* INSTRUCTIONS FOR THE TASK:
Find all the lines with "officer" and gather them.

(Saved entries)
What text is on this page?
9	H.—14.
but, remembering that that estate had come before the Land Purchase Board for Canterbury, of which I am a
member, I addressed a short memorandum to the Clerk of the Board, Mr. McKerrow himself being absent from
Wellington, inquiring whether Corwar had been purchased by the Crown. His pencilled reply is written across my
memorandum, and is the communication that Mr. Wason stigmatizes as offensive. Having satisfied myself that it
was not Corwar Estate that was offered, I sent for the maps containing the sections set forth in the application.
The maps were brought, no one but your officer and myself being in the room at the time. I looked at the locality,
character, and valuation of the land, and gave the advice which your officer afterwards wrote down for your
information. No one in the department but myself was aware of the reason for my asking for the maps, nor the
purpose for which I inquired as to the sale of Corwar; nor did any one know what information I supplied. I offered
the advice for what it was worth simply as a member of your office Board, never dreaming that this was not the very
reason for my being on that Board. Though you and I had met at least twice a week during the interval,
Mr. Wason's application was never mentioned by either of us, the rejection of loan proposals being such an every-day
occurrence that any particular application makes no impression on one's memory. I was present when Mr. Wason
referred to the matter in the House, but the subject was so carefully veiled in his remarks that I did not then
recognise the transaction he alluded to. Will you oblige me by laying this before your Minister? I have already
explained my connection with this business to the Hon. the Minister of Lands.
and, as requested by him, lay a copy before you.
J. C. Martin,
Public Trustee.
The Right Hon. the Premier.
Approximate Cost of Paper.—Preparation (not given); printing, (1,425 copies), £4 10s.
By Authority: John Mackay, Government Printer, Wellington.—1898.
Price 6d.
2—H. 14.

* RESPONSE TO THE TASK:
The maps were brought, no one but your officer and myself being in the room at the time. I looked at the locality,
character, and valuation of the land, and gave the advice which your officer afterwards wrote down for your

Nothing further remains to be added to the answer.